**Task to complete**
Examine the material below and count the lines that hold the word "PowerShell". Report only the number.

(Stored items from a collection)
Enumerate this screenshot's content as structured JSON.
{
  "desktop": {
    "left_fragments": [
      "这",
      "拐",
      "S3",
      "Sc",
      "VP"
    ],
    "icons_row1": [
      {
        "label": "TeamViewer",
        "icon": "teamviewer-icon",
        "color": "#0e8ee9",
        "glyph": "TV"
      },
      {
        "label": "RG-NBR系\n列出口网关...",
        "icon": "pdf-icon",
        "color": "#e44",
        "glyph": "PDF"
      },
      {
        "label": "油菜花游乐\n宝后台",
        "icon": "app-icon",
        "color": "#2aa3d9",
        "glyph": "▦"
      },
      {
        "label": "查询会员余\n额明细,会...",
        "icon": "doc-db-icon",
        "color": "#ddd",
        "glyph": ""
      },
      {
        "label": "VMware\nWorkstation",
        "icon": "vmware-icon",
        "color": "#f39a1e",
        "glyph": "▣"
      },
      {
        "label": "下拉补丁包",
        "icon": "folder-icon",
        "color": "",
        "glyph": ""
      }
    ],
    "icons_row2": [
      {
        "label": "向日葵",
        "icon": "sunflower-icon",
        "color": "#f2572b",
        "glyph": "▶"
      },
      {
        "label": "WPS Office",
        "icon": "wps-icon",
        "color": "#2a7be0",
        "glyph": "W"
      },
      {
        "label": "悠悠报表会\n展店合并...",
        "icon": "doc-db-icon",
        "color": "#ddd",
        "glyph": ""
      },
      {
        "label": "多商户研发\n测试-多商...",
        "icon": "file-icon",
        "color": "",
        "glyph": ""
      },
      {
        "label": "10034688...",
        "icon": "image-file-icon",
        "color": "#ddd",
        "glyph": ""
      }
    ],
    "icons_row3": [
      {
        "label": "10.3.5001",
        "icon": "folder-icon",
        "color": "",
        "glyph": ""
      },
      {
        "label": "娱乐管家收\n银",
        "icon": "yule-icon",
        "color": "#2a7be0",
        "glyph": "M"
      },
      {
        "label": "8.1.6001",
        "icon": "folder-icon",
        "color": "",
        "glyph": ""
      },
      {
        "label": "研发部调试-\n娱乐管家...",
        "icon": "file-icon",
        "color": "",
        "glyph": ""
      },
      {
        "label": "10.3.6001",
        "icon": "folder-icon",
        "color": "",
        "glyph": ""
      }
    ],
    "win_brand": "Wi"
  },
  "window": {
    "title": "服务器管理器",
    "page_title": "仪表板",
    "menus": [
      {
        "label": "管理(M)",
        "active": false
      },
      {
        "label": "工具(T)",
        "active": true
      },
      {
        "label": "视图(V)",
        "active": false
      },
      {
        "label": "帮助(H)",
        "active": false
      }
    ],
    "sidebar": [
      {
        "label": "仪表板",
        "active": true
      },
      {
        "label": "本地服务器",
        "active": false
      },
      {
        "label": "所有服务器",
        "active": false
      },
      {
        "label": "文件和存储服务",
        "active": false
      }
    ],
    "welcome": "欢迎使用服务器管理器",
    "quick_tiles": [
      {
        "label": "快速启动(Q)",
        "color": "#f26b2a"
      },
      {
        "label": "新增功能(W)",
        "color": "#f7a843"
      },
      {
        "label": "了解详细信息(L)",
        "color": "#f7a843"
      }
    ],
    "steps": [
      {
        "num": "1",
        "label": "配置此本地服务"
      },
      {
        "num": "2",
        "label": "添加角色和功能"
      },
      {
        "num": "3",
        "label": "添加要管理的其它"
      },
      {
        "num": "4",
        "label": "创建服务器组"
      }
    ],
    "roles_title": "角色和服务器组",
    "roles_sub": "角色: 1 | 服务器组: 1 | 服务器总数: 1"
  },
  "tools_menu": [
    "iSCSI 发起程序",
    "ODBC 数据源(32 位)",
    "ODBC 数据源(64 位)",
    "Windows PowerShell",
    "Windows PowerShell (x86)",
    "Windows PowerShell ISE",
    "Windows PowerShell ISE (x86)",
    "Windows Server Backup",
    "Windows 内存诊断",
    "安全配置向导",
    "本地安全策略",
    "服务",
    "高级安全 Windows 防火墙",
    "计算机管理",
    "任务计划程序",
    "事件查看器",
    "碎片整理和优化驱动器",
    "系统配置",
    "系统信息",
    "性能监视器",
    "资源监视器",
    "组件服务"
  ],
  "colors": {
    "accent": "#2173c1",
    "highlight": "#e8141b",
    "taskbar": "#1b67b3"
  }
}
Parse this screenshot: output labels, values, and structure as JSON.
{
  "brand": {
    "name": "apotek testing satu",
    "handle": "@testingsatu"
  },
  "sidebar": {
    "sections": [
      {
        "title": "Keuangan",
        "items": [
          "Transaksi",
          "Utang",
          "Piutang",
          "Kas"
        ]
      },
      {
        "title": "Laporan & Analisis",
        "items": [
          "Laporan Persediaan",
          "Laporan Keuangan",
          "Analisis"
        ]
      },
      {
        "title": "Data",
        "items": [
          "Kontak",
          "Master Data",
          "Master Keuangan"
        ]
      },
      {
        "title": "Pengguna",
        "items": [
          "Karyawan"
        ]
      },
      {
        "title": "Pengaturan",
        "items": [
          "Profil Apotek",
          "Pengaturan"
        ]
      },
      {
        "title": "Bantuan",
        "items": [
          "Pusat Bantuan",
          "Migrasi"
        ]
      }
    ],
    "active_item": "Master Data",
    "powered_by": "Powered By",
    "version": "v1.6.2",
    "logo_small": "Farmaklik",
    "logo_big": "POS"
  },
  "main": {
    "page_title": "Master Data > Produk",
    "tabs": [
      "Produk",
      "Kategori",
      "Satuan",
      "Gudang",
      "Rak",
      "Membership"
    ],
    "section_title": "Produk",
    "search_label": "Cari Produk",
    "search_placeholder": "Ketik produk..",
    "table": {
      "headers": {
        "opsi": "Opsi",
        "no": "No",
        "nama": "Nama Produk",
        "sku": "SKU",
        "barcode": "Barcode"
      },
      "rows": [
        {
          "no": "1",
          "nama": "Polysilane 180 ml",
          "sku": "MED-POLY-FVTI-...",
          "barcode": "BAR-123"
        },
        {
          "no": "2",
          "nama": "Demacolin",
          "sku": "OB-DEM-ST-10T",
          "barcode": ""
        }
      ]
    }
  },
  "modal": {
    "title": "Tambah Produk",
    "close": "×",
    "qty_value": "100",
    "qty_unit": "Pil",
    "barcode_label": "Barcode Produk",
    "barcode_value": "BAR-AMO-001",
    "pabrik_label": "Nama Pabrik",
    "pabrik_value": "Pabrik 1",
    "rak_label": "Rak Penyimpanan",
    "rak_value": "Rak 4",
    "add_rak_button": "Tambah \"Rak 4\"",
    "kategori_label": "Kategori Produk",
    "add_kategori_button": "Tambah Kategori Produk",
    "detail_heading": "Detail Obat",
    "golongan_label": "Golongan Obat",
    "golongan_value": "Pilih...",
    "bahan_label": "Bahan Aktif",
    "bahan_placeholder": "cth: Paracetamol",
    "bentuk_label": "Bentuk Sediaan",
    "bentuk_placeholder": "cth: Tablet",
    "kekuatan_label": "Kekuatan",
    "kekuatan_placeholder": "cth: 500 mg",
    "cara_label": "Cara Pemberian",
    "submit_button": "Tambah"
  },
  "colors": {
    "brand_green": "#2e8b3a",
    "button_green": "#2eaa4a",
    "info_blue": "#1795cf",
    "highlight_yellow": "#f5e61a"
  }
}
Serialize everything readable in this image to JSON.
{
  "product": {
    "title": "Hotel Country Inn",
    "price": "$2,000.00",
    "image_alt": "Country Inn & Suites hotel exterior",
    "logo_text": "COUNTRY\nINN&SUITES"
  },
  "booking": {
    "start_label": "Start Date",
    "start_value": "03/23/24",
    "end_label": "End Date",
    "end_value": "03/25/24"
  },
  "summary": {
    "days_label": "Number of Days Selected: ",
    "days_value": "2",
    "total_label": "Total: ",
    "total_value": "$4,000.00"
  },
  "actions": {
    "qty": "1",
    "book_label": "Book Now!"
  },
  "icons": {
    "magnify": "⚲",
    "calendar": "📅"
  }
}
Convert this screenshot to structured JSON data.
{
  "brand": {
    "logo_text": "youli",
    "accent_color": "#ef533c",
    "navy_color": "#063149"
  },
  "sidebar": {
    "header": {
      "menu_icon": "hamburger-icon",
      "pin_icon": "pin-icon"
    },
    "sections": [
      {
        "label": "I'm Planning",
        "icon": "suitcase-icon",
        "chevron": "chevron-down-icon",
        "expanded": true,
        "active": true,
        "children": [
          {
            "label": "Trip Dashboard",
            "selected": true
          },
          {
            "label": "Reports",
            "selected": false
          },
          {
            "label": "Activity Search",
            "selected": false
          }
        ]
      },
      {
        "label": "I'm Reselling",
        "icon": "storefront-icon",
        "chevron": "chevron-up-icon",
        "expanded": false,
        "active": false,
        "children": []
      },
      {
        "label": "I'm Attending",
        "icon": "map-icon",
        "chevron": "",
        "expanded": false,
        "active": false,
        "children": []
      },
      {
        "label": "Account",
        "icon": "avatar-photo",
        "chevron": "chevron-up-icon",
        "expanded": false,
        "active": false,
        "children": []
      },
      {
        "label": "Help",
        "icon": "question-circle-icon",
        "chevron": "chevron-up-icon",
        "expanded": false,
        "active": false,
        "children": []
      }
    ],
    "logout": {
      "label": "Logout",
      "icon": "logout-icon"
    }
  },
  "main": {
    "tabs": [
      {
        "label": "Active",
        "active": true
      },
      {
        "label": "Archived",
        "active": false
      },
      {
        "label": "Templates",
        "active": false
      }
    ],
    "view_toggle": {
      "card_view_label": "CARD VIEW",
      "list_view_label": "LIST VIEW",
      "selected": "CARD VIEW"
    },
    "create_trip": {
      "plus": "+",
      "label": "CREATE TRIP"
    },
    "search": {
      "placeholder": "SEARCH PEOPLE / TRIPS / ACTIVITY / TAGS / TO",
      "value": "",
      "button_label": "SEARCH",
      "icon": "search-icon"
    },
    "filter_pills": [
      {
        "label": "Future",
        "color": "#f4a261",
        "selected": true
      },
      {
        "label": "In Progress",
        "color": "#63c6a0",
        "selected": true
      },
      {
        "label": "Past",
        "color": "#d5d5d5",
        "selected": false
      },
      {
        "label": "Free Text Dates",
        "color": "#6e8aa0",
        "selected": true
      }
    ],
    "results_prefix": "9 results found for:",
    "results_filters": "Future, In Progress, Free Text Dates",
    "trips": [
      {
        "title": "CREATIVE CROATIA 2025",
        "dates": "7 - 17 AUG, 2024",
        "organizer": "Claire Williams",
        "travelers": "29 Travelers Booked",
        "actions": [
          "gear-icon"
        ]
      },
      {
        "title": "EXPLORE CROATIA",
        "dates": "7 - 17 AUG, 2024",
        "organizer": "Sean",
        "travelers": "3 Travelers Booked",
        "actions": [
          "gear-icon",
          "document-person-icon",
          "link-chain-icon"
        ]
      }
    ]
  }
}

**The result**
4